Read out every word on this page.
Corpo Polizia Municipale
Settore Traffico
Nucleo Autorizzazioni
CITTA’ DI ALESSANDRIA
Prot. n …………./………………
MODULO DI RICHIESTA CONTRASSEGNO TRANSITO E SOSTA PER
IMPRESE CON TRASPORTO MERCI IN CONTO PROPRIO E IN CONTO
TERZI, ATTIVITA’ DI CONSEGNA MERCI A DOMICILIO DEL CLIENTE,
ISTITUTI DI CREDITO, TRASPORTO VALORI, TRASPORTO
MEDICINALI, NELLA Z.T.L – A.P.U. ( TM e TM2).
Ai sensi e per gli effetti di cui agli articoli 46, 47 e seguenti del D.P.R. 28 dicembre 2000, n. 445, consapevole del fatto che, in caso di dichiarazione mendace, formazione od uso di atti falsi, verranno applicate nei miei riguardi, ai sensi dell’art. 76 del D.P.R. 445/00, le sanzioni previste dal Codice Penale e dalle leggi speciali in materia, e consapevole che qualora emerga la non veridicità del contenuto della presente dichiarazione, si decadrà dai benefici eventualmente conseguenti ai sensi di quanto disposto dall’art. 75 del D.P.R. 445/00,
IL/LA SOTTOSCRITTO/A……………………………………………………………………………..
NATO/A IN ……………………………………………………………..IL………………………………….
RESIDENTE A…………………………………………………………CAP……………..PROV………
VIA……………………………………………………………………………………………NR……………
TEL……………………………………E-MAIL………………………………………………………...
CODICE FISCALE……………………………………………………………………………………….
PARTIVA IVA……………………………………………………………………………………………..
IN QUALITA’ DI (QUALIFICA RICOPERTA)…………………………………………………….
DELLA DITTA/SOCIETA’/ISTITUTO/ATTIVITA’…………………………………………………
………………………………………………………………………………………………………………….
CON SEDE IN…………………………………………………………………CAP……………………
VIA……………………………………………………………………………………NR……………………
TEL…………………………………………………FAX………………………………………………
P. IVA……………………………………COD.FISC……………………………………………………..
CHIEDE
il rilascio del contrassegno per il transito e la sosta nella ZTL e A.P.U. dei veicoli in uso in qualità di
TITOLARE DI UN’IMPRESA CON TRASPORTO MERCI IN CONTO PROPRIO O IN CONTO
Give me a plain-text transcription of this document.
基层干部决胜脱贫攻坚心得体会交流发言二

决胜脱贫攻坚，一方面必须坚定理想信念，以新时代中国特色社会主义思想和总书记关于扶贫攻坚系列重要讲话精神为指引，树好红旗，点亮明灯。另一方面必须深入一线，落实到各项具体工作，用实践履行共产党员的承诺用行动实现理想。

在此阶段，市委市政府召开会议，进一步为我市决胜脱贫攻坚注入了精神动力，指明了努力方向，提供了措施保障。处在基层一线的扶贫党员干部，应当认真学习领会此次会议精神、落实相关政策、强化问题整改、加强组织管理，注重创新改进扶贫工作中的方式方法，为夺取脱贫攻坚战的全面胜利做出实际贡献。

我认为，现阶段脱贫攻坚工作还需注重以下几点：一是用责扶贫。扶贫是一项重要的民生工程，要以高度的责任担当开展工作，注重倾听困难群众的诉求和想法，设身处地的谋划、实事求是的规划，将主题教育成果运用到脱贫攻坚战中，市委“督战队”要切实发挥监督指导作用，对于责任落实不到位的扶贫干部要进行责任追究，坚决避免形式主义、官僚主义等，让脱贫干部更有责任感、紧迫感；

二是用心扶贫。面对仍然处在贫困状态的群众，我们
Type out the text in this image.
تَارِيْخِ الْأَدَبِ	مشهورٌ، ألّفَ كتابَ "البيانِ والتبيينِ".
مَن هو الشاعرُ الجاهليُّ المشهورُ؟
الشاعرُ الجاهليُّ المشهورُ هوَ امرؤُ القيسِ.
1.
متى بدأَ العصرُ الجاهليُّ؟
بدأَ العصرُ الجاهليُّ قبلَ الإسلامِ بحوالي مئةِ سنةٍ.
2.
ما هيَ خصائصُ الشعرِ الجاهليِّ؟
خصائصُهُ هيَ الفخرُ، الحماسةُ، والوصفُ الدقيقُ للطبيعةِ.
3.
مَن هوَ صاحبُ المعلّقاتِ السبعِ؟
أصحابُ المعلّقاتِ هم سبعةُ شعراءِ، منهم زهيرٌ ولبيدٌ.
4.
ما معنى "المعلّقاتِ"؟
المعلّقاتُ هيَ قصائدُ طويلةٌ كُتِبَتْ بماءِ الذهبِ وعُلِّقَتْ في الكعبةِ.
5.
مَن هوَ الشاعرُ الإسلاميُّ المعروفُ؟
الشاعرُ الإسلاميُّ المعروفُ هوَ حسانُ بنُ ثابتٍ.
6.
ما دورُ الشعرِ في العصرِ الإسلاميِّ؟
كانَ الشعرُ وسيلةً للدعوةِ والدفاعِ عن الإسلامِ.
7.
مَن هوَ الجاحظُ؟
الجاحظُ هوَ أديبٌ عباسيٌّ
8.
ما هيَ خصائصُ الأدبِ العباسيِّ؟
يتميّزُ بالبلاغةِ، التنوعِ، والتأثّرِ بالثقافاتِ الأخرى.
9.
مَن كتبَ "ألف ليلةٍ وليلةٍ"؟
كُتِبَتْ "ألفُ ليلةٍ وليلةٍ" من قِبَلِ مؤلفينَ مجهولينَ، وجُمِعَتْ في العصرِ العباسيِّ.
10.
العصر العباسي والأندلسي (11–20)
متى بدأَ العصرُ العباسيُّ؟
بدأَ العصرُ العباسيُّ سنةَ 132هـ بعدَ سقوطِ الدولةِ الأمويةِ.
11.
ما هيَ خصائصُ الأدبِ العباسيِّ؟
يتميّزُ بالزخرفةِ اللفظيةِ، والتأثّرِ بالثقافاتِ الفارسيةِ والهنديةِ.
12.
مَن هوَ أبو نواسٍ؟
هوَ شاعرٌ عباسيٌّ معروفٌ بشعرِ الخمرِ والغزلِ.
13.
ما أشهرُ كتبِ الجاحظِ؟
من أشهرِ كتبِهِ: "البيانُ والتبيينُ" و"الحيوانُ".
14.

⁂

Copy out every line from the records that has the word "TRASPORTO".

IMPRESE CON TRASPORTO MERCI IN CONTO PROPRIO E IN CONTO
ISTITUTI DI CREDITO, TRASPORTO VALORI, TRASPORTO
TITOLARE DI UN’IMPRESA CON TRASPORTO MERCI IN CONTO PROPRIO O IN CONTO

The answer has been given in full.